### SHORT TASK
Copy each entry as it stands, leaving nothing out.

### EXERCISE INPUTS

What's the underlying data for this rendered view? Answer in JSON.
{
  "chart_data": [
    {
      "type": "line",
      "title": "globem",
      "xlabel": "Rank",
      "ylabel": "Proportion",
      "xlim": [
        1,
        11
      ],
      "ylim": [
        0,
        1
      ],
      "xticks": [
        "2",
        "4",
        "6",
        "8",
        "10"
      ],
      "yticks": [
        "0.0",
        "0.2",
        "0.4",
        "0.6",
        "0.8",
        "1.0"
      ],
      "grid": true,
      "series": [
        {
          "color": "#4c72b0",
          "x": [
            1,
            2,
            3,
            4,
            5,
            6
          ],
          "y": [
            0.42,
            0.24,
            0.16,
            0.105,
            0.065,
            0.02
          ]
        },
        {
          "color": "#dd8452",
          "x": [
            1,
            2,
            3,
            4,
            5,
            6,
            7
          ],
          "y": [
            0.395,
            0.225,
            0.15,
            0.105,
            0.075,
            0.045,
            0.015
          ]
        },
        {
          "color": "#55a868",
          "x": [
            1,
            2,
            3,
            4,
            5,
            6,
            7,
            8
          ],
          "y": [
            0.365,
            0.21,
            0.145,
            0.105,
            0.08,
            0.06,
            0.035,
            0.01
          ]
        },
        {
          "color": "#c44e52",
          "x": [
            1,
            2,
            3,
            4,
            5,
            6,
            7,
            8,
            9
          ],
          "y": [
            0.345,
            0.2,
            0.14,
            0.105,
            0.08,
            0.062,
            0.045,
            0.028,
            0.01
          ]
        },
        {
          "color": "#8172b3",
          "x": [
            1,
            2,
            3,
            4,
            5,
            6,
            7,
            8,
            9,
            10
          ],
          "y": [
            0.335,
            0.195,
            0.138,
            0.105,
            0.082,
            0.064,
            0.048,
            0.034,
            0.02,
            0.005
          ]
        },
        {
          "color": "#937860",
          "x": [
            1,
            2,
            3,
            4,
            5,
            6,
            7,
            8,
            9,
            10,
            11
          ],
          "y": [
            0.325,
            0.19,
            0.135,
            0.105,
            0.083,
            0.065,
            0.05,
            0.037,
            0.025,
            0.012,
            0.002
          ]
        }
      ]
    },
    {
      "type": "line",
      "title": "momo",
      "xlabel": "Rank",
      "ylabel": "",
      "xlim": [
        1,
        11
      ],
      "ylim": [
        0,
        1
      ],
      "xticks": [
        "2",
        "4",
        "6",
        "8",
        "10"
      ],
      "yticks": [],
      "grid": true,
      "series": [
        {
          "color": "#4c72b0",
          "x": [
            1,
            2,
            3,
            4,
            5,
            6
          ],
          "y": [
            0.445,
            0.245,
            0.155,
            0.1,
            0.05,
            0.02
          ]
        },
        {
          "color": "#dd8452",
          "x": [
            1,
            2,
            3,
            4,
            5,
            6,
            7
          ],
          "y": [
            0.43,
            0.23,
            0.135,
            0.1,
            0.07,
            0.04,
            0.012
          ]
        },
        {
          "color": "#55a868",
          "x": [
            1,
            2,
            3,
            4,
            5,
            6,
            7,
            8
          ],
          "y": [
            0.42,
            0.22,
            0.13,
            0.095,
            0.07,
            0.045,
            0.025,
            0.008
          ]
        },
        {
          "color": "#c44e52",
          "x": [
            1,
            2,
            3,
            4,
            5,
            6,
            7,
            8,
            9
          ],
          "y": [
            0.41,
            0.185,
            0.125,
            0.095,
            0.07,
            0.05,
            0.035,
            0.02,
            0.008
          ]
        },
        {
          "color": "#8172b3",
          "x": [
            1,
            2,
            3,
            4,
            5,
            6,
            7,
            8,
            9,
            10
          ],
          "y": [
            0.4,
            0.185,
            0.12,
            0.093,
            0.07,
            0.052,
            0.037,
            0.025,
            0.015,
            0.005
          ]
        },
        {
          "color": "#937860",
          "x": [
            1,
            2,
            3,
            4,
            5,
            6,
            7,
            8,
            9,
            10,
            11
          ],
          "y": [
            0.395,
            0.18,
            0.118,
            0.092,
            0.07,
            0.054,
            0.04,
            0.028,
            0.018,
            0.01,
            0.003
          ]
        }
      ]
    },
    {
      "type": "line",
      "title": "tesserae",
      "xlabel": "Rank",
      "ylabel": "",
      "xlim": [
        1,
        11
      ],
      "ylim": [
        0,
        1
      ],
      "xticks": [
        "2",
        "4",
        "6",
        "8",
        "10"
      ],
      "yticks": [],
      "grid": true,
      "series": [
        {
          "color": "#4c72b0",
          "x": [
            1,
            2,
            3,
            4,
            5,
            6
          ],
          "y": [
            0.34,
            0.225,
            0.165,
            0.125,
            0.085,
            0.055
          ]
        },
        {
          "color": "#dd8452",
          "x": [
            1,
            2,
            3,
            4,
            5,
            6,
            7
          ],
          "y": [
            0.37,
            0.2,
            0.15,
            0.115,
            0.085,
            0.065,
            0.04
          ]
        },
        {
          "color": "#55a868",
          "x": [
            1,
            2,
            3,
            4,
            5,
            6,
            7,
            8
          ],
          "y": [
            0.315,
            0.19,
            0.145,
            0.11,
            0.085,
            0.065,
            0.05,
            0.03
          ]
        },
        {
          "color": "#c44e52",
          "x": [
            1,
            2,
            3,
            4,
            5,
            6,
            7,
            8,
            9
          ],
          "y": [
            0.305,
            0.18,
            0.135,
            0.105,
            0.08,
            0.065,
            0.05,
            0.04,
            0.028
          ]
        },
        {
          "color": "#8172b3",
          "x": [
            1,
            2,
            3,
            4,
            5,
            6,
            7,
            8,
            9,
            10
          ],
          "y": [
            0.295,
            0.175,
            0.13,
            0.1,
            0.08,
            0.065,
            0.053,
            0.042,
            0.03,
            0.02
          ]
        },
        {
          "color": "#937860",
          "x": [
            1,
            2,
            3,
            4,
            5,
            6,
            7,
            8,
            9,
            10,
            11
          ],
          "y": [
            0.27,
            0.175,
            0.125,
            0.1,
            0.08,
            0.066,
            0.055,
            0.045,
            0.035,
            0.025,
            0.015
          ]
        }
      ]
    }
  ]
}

### SOLUTION
What's the underlying data for this rendered view? Answer in JSON.
{
  "chart_data": [
    {
      "type": "line",
      "title": "globem",
      "xlabel": "Rank",
      "ylabel": "Proportion",
      "xlim": [
        1,
        11
      ],
      "ylim": [
        0,
        1
      ],
      "xticks": [
        "2",
        "4",
        "6",
        "8",
        "10"
      ],
      "yticks": [
        "0.0",
        "0.2",
        "0.4",
        "0.6",
        "0.8",
        "1.0"
      ],
      "grid": true,
      "series": [
        {
          "color": "#4c72b0",
          "x": [
            1,
            2,
            3,
            4,
            5,
            6
          ],
          "y": [
            0.42,
            0.24,
            0.16,
            0.105,
            0.065,
            0.02
          ]
        },
        {
          "color": "#dd8452",
          "x": [
            1,
            2,
            3,
            4,
            5,
            6,
            7
          ],
          "y": [
            0.395,
            0.225,
            0.15,
            0.105,
            0.075,
            0.045,
            0.015
          ]
        },
        {
          "color": "#55a868",
          "x": [
            1,
            2,
            3,
            4,
            5,
            6,
            7,
            8
          ],
          "y": [
            0.365,
            0.21,
            0.145,
            0.105,
            0.08,
            0.06,
            0.035,
            0.01
          ]
        },
        {
          "color": "#c44e52",
          "x": [
            1,
            2,
            3,
            4,
            5,
            6,
            7,
            8,
            9
          ],
          "y": [
            0.345,
            0.2,
            0.14,
            0.105,
            0.08,
            0.062,
            0.045,
            0.028,
            0.01
          ]
        },
        {
          "color": "#8172b3",
          "x": [
            1,
            2,
            3,
            4,
            5,
            6,
            7,
            8,
            9,
            10
          ],
          "y": [
            0.335,
            0.195,
            0.138,
            0.105,
            0.082,
            0.064,
            0.048,
            0.034,
            0.02,
            0.005
          ]
        },
        {
          "color": "#937860",
          "x": [
            1,
            2,
            3,
            4,
            5,
            6,
            7,
            8,
            9,
            10,
            11
          ],
          "y": [
            0.325,
            0.19,
            0.135,
            0.105,
            0.083,
            0.065,
            0.05,
            0.037,
            0.025,
            0.012,
            0.002
          ]
        }
      ]
    },
    {
      "type": "line",
      "title": "momo",
      "xlabel": "Rank",
      "ylabel": "",
      "xlim": [
        1,
        11
      ],
      "ylim": [
        0,
        1
      ],
      "xticks": [
        "2",
        "4",
        "6",
        "8",
        "10"
      ],
      "yticks": [],
      "grid": true,
      "series": [
        {
          "color": "#4c72b0",
          "x": [
            1,
            2,
            3,
            4,
            5,
            6
          ],
          "y": [
            0.445,
            0.245,
            0.155,
            0.1,
            0.05,
            0.02
          ]
        },
        {
          "color": "#dd8452",
          "x": [
            1,
            2,
            3,
            4,
            5,
            6,
            7
          ],
          "y": [
            0.43,
            0.23,
            0.135,
            0.1,
            0.07,
            0.04,
            0.012
          ]
        },
        {
          "color": "#55a868",
          "x": [
            1,
            2,
            3,
            4,
            5,
            6,
            7,
            8
          ],
          "y": [
            0.42,
            0.22,
            0.13,
            0.095,
            0.07,
            0.045,
            0.025,
            0.008
          ]
        },
        {
          "color": "#c44e52",
          "x": [
            1,
            2,
            3,
            4,
            5,
            6,
            7,
            8,
            9
          ],
          "y": [
            0.41,
            0.185,
            0.125,
            0.095,
            0.07,
            0.05,
            0.035,
            0.02,
            0.008
          ]
        },
        {
          "color": "#8172b3",
          "x": [
            1,
            2,
            3,
            4,
            5,
            6,
            7,
            8,
            9,
            10
          ],
          "y": [
            0.4,
            0.185,
            0.12,
            0.093,
            0.07,
            0.052,
            0.037,
            0.025,
            0.015,
            0.005
          ]
        },
        {
          "color": "#937860",
          "x": [
            1,
            2,
            3,
            4,
            5,
            6,
            7,
            8,
            9,
            10,
            11
          ],
          "y": [
            0.395,
            0.18,
            0.118,
            0.092,
            0.07,
            0.054,
            0.04,
            0.028,
            0.018,
            0.01,
            0.003
          ]
        }
      ]
    },
    {
      "type": "line",
      "title": "tesserae",
      "xlabel": "Rank",
      "ylabel": "",
      "xlim": [
        1,
        11
      ],
      "ylim": [
        0,
        1
      ],
      "xticks": [
        "2",
        "4",
        "6",
        "8",
        "10"
      ],
      "yticks": [],
      "grid": true,
      "series": [
        {
          "color": "#4c72b0",
          "x": [
            1,
            2,
            3,
            4,
            5,
            6
          ],
          "y": [
            0.34,
            0.225,
            0.165,
            0.125,
            0.085,
            0.055
          ]
        },
        {
          "color": "#dd8452",
          "x": [
            1,
            2,
            3,
            4,
            5,
            6,
            7
          ],
          "y": [
            0.37,
            0.2,
            0.15,
            0.115,
            0.085,
            0.065,
            0.04
          ]
        },
        {
          "color": "#55a868",
          "x": [
            1,
            2,
            3,
            4,
            5,
            6,
            7,
            8
          ],
          "y": [
            0.315,
            0.19,
            0.145,
            0.11,
            0.085,
            0.065,
            0.05,
            0.03
          ]
        },
        {
          "color": "#c44e52",
          "x": [
            1,
            2,
            3,
            4,
            5,
            6,
            7,
            8,
            9
          ],
          "y": [
            0.305,
            0.18,
            0.135,
            0.105,
            0.08,
            0.065,
            0.05,
            0.04,
            0.028
          ]
        },
        {
          "color": "#8172b3",
          "x": [
            1,
            2,
            3,
            4,
            5,
            6,
            7,
            8,
            9,
            10
          ],
          "y": [
            0.295,
            0.175,
            0.13,
            0.1,
            0.08,
            0.065,
            0.053,
            0.042,
            0.03,
            0.02
          ]
        },
        {
          "color": "#937860",
          "x": [
            1,
            2,
            3,
            4,
            5,
            6,
            7,
            8,
            9,
            10,
            11
          ],
          "y": [
            0.27,
            0.175,
            0.125,
            0.1,
            0.08,
            0.066,
            0.055,
            0.045,
            0.035,
            0.025,
            0.015
          ]
        }
      ]
    }
  ]
}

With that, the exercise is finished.